- **WRITTEN PROBLEM**
Starting from the line that contains "Extract the structured", reproduce each line exactly through the end of the material, and include no other lines.

- **MATERIAL FOR THIS TASK**
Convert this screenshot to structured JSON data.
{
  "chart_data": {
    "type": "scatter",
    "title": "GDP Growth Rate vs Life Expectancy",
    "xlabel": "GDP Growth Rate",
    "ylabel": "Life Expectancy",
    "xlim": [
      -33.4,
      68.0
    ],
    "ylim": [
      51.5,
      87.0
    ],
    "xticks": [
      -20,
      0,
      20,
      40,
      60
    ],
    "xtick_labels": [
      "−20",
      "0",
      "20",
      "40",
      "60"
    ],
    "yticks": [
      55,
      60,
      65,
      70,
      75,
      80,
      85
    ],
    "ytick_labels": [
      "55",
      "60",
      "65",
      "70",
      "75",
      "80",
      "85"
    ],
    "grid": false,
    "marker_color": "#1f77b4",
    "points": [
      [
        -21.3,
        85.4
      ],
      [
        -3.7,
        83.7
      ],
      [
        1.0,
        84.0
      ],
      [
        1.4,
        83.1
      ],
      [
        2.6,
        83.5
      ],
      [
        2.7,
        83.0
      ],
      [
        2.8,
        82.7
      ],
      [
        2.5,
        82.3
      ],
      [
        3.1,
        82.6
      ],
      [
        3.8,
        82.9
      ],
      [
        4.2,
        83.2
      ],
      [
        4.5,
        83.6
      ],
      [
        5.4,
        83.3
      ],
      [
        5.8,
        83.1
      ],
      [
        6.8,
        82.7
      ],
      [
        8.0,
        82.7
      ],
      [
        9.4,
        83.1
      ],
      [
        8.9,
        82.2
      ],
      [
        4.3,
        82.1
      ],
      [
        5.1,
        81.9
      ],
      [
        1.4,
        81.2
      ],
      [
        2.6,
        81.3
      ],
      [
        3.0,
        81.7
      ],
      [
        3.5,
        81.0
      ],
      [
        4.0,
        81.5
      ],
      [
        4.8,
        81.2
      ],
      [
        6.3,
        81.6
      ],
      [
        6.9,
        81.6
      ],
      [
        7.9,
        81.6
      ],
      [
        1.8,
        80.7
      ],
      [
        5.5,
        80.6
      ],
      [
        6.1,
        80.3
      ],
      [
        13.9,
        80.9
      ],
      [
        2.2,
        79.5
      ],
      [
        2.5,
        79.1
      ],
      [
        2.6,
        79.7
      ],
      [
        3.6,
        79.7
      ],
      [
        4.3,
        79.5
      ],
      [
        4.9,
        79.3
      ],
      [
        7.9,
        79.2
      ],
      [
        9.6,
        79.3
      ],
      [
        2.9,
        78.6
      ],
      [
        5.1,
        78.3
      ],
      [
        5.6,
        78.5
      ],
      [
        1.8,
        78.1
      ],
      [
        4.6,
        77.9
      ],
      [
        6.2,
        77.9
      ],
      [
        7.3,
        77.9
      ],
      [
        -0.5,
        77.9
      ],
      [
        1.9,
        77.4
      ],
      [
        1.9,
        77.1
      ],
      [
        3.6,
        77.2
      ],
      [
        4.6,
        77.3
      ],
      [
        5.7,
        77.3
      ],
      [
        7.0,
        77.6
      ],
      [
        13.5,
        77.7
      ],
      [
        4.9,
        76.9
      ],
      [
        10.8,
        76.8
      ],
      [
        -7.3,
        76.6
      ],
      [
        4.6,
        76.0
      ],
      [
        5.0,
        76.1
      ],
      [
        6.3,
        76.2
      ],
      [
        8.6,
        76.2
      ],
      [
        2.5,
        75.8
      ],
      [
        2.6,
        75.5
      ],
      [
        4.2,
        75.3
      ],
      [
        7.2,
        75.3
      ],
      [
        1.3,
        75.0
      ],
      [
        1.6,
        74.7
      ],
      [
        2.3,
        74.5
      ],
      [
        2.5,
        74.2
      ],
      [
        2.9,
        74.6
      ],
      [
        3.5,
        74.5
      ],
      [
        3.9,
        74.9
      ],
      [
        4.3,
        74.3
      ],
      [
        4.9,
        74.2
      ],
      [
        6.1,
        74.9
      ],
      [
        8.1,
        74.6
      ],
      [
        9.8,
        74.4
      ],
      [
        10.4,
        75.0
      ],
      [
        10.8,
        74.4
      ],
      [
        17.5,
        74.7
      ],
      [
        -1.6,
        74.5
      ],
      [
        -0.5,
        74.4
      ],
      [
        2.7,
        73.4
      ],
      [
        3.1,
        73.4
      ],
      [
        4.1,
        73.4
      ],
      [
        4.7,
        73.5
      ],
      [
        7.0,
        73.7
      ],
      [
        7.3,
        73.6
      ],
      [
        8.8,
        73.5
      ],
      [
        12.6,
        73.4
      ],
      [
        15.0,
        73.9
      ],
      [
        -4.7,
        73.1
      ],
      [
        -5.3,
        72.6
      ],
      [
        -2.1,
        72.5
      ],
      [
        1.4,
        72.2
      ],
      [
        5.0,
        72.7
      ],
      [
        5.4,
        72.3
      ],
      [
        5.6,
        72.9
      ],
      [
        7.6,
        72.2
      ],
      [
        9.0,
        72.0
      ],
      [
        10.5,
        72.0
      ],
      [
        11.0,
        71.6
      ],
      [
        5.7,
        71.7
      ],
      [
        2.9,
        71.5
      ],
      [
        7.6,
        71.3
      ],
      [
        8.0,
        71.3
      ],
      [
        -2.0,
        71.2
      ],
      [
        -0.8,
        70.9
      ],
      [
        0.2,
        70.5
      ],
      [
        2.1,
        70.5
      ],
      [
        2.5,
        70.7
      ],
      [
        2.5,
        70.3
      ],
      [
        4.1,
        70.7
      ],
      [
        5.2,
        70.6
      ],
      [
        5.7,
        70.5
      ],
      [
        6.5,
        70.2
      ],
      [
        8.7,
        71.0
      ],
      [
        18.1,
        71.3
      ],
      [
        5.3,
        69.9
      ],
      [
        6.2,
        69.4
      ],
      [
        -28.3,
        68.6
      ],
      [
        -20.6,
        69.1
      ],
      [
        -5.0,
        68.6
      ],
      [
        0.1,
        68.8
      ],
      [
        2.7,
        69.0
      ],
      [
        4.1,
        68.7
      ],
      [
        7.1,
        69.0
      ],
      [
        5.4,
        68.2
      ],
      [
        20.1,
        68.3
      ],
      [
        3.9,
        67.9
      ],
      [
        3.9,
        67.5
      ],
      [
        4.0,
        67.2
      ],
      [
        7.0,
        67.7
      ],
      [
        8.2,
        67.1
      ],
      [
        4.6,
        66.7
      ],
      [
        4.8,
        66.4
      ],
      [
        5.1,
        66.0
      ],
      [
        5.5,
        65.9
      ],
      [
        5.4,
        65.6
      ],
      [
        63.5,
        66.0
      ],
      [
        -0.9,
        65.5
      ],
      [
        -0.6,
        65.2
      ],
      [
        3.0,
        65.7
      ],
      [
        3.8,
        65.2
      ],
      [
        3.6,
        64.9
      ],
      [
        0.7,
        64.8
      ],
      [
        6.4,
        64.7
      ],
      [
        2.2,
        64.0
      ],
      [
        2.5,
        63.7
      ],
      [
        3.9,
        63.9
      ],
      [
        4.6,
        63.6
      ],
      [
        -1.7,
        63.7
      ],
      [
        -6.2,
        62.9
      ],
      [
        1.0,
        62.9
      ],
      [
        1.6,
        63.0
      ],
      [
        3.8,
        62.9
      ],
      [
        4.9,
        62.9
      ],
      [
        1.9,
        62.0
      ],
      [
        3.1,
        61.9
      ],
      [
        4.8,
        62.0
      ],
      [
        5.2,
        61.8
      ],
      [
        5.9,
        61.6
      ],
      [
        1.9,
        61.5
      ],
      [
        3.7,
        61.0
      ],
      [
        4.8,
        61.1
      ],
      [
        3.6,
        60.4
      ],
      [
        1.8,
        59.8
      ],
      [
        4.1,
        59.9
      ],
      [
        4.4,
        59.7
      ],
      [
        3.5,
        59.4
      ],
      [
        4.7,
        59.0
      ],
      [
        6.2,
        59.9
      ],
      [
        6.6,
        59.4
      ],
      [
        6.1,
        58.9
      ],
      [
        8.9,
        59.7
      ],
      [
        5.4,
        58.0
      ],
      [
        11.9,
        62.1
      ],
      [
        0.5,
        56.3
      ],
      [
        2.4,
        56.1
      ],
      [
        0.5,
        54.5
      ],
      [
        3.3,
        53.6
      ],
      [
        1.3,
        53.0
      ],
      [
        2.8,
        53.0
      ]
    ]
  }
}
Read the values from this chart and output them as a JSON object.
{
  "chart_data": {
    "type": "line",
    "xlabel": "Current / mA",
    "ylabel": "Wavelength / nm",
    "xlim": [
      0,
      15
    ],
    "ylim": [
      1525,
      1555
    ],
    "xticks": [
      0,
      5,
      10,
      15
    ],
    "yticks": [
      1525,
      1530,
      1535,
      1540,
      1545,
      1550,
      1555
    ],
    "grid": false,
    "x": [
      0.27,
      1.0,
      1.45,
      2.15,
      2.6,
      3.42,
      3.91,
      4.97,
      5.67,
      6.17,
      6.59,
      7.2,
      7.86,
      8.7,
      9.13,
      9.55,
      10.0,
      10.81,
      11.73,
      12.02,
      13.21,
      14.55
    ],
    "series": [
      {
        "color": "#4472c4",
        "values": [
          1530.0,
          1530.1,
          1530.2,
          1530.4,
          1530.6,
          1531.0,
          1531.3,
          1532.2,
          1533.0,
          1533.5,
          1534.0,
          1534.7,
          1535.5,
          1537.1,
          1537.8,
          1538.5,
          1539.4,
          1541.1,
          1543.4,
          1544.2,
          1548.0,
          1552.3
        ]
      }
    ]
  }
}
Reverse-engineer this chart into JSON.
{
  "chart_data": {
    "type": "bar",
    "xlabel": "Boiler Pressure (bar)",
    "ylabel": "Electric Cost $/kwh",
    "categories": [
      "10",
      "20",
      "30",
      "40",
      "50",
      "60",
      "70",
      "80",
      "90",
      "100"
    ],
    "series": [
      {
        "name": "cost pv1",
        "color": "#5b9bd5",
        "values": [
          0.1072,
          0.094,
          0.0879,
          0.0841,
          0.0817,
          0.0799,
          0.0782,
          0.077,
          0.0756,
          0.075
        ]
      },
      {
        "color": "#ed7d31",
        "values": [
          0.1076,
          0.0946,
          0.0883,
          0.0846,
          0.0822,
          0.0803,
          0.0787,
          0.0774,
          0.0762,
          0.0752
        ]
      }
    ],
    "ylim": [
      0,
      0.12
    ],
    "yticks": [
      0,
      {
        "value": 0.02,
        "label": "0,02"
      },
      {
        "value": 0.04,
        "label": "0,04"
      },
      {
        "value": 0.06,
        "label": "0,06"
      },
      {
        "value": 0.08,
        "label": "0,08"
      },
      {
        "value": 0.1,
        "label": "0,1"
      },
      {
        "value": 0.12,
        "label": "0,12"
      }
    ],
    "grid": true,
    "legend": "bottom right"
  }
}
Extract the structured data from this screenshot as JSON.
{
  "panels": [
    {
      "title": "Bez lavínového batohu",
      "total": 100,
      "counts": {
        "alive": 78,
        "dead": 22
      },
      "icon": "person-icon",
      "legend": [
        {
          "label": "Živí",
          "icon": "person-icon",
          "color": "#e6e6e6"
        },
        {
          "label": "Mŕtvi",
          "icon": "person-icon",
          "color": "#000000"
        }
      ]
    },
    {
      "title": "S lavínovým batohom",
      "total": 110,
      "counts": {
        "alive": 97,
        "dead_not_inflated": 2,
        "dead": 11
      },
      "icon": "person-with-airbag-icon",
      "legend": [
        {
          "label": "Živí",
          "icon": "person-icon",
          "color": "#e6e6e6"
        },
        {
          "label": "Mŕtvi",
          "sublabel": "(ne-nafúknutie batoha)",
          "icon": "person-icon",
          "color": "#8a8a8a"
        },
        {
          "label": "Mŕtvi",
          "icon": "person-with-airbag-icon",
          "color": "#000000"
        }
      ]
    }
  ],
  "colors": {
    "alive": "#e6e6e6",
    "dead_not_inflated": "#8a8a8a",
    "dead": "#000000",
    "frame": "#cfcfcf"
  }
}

- **ANSWER IN FULL**
Extract the structured data from this screenshot as JSON.
{
  "panels": [
    {
      "title": "Bez lavínového batohu",
      "total": 100,
      "counts": {
        "alive": 78,
        "dead": 22
      },
      "icon": "person-icon",
      "legend": [
        {
          "label": "Živí",
          "icon": "person-icon",
          "color": "#e6e6e6"
        },
        {
          "label": "Mŕtvi",
          "icon": "person-icon",
          "color": "#000000"
        }
      ]
    },
    {
      "title": "S lavínovým batohom",
      "total": 110,
      "counts": {
        "alive": 97,
        "dead_not_inflated": 2,
        "dead": 11
      },
      "icon": "person-with-airbag-icon",
      "legend": [
        {
          "label": "Živí",
          "icon": "person-icon",
          "color": "#e6e6e6"
        },
        {
          "label": "Mŕtvi",
          "sublabel": "(ne-nafúknutie batoha)",
          "icon": "person-icon",
          "color": "#8a8a8a"
        },
        {
          "label": "Mŕtvi",
          "icon": "person-with-airbag-icon",
          "color": "#000000"
        }
      ]
    }
  ],
  "colors": {
    "alive": "#e6e6e6",
    "dead_not_inflated": "#8a8a8a",
    "dead": "#000000",
    "frame": "#cfcfcf"
  }
}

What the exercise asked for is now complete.